→ Written request
All lines in which the word "JSON" occurs are to be extracted.
────────────────────────────────────────
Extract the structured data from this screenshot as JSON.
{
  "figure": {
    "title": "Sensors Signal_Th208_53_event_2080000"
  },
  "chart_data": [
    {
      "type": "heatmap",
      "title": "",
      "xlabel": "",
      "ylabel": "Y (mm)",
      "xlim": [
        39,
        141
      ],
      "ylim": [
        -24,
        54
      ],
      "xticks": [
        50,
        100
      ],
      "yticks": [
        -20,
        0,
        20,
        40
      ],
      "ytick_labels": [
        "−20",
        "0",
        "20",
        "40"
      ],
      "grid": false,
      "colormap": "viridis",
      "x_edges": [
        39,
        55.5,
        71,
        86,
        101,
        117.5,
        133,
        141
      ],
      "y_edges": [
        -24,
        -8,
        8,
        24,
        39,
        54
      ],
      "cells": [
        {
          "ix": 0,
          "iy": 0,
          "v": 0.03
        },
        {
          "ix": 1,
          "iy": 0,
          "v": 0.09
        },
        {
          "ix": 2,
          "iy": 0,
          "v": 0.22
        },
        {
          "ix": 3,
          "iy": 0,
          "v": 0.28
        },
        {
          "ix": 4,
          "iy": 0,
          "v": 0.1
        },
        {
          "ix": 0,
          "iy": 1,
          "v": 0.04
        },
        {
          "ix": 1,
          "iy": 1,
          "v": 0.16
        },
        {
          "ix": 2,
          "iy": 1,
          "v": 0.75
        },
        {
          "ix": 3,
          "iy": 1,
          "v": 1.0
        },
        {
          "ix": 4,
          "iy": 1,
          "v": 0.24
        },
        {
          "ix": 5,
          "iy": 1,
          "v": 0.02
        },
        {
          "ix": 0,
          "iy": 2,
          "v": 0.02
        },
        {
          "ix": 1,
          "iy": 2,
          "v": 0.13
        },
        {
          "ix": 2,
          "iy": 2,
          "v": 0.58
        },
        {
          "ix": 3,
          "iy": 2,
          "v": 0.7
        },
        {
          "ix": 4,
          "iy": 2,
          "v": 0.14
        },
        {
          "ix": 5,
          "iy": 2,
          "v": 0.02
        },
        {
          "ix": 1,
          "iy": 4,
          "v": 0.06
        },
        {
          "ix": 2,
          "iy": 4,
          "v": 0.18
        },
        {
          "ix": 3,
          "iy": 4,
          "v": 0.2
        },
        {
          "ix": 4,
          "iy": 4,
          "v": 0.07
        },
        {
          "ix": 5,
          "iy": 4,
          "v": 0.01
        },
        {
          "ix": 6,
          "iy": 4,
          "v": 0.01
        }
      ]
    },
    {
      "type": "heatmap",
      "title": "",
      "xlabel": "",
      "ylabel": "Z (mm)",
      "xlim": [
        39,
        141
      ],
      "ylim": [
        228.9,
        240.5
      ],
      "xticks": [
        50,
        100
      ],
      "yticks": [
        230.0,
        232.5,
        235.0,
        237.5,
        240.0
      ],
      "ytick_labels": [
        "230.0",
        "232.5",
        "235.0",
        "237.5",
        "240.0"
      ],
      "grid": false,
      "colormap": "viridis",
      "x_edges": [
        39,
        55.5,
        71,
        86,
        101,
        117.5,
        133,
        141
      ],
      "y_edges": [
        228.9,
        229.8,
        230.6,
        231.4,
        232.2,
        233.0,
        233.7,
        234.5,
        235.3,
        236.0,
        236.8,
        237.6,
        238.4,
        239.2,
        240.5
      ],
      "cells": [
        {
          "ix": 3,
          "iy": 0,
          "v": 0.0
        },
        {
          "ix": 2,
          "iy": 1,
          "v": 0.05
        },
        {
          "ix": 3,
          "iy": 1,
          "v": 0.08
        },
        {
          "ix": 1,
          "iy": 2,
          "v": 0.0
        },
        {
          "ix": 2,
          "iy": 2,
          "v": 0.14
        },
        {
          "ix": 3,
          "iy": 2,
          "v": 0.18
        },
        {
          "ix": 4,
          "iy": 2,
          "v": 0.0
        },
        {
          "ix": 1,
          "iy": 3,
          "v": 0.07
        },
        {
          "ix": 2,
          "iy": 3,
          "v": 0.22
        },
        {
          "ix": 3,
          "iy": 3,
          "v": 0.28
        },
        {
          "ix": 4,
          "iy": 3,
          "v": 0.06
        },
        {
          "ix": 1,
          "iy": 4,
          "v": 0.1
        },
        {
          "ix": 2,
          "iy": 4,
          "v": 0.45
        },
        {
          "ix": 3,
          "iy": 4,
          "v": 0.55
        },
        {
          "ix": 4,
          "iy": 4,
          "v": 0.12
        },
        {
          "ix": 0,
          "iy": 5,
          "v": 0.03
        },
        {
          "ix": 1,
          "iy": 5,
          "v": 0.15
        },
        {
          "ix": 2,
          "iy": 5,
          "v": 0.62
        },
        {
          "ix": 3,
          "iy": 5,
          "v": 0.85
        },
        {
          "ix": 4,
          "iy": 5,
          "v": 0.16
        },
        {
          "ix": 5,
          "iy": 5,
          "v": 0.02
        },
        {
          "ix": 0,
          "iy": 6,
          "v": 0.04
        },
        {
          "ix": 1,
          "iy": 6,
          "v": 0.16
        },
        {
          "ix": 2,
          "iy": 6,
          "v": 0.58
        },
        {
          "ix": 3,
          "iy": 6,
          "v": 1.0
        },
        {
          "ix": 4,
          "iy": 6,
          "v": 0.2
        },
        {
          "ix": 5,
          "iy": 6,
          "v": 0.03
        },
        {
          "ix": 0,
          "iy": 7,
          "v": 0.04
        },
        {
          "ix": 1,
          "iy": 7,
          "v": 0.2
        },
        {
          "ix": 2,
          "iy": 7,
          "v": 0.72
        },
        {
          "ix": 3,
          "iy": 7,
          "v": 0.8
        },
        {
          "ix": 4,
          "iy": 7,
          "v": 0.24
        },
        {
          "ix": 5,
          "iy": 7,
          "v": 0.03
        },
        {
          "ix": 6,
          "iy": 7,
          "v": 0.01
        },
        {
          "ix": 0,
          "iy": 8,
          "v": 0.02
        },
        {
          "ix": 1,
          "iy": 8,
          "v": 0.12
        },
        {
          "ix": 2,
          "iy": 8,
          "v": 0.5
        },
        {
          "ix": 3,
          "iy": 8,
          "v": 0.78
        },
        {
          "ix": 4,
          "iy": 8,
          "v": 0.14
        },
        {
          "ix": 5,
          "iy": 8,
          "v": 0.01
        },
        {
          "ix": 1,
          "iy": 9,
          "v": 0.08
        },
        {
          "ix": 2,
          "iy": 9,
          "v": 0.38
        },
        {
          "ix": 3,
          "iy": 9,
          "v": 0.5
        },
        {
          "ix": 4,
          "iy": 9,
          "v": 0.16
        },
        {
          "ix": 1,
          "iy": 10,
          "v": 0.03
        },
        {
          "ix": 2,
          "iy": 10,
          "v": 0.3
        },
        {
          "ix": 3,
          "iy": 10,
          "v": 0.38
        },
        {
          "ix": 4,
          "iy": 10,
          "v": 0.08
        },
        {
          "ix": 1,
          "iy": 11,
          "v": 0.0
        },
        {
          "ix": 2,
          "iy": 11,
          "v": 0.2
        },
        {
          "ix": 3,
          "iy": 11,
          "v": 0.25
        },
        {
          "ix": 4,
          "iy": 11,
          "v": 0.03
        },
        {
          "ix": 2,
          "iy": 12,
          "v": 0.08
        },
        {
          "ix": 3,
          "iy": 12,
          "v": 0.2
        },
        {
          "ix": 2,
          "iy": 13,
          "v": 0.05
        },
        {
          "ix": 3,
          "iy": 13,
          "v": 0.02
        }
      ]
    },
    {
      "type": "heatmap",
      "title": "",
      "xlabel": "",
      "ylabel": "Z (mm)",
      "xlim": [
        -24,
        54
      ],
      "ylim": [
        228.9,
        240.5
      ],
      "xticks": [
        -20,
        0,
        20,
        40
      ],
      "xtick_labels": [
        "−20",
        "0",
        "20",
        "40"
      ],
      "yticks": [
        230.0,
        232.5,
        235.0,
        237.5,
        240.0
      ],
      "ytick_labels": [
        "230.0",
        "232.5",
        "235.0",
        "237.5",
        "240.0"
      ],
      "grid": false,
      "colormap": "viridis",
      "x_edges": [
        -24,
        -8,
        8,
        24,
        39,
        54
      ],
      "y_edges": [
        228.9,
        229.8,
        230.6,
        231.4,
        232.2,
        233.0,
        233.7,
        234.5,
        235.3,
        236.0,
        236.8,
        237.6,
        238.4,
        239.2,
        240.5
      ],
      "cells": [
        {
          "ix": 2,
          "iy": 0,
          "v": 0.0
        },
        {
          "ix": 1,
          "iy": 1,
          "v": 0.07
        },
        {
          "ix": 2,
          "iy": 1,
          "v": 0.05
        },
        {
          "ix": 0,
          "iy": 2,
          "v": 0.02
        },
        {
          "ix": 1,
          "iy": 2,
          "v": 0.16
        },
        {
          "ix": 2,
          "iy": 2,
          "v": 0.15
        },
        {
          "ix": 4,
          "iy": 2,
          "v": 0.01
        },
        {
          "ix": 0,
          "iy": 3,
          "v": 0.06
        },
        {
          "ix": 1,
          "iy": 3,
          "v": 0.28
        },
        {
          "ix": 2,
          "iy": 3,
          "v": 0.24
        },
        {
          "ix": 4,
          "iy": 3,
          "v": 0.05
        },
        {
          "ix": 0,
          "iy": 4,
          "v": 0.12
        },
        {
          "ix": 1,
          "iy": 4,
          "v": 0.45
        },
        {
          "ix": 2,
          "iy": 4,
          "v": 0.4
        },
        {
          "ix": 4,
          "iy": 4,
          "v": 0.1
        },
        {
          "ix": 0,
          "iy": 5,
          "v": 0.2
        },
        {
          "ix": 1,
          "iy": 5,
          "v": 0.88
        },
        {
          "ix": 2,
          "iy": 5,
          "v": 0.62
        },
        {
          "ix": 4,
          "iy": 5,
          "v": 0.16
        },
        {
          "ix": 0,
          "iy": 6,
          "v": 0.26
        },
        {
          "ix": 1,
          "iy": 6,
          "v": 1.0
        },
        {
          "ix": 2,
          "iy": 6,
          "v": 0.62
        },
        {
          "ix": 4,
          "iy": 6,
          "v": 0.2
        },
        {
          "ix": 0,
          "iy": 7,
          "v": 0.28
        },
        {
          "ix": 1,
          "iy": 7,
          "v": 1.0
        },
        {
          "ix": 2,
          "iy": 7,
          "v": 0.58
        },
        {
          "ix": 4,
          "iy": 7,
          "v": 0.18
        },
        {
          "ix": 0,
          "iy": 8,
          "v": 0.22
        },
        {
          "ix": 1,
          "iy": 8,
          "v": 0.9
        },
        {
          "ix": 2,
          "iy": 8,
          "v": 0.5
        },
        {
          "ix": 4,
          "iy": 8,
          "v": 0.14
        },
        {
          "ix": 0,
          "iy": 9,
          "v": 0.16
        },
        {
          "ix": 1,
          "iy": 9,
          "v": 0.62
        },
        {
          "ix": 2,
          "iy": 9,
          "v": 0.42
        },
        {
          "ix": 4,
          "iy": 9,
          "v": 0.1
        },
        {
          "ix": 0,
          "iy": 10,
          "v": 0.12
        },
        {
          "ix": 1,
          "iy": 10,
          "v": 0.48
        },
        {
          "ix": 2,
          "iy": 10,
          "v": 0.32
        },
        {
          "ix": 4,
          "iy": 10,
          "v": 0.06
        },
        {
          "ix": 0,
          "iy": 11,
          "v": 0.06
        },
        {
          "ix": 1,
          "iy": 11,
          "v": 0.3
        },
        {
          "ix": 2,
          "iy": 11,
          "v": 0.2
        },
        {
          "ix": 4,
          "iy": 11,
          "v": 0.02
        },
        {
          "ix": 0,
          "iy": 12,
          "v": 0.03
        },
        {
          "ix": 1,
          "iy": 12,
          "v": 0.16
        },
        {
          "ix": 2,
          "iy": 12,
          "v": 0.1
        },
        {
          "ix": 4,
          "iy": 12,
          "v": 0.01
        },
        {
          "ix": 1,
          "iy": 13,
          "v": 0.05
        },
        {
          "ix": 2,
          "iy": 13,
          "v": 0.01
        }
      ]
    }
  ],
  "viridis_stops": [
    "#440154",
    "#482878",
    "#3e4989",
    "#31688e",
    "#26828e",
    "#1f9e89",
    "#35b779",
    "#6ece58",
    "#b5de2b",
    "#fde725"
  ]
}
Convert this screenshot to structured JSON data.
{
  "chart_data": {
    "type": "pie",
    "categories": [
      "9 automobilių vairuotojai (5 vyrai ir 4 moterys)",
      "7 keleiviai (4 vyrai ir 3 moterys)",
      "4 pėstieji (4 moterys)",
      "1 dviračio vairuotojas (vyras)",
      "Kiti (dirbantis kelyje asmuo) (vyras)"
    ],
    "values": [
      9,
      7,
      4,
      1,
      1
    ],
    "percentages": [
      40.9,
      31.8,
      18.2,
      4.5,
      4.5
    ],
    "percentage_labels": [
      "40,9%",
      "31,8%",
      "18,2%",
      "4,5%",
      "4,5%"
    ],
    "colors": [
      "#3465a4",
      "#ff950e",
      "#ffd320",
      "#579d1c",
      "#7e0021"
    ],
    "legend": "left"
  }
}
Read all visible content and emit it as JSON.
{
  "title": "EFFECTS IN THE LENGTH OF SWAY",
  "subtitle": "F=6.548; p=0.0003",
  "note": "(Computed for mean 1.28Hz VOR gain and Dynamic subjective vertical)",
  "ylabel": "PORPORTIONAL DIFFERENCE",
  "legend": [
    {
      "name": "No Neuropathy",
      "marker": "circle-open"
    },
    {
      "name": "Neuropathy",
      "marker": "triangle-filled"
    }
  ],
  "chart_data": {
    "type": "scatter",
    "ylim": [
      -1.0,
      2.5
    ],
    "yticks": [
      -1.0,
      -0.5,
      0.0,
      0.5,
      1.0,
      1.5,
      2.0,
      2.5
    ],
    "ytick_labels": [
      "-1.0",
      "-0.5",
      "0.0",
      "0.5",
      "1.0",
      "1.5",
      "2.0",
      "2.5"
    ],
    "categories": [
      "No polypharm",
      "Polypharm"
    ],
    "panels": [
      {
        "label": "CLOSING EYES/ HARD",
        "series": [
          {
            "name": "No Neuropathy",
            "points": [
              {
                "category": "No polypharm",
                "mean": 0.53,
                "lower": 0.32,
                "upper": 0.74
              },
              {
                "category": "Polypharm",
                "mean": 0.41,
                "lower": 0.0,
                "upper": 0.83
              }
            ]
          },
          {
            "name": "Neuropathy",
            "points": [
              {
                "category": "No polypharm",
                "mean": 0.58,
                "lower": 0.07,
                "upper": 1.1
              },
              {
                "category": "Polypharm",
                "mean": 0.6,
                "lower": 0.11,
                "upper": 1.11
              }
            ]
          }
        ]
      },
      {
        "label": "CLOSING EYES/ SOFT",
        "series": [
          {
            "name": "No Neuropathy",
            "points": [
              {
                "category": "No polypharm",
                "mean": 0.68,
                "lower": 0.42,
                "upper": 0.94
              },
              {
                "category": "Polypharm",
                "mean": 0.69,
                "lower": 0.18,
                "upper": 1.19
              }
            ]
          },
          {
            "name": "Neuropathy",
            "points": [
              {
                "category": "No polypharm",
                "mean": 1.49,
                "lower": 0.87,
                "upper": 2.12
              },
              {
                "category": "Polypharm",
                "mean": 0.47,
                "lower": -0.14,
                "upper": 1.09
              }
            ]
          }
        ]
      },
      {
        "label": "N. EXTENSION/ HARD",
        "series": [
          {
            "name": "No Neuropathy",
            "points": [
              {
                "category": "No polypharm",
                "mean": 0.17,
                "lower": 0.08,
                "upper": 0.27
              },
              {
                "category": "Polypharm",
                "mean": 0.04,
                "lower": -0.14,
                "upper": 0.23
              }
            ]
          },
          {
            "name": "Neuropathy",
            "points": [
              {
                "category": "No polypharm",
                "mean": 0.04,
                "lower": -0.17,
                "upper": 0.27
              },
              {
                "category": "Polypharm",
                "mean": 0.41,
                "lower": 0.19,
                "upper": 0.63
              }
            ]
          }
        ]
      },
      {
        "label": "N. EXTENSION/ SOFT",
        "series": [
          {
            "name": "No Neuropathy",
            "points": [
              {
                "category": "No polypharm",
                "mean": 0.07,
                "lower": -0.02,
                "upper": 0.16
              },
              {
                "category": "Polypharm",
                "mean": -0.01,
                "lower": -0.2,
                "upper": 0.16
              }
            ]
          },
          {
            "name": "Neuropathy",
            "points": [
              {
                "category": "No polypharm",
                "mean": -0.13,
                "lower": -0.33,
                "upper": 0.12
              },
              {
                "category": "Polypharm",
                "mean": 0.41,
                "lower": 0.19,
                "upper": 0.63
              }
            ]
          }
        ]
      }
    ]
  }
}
────────────────────────────────────────
→ Result for this task
Extract the structured data from this screenshot as JSON.
Convert this screenshot to structured JSON data.
Read all visible content and emit it as JSON.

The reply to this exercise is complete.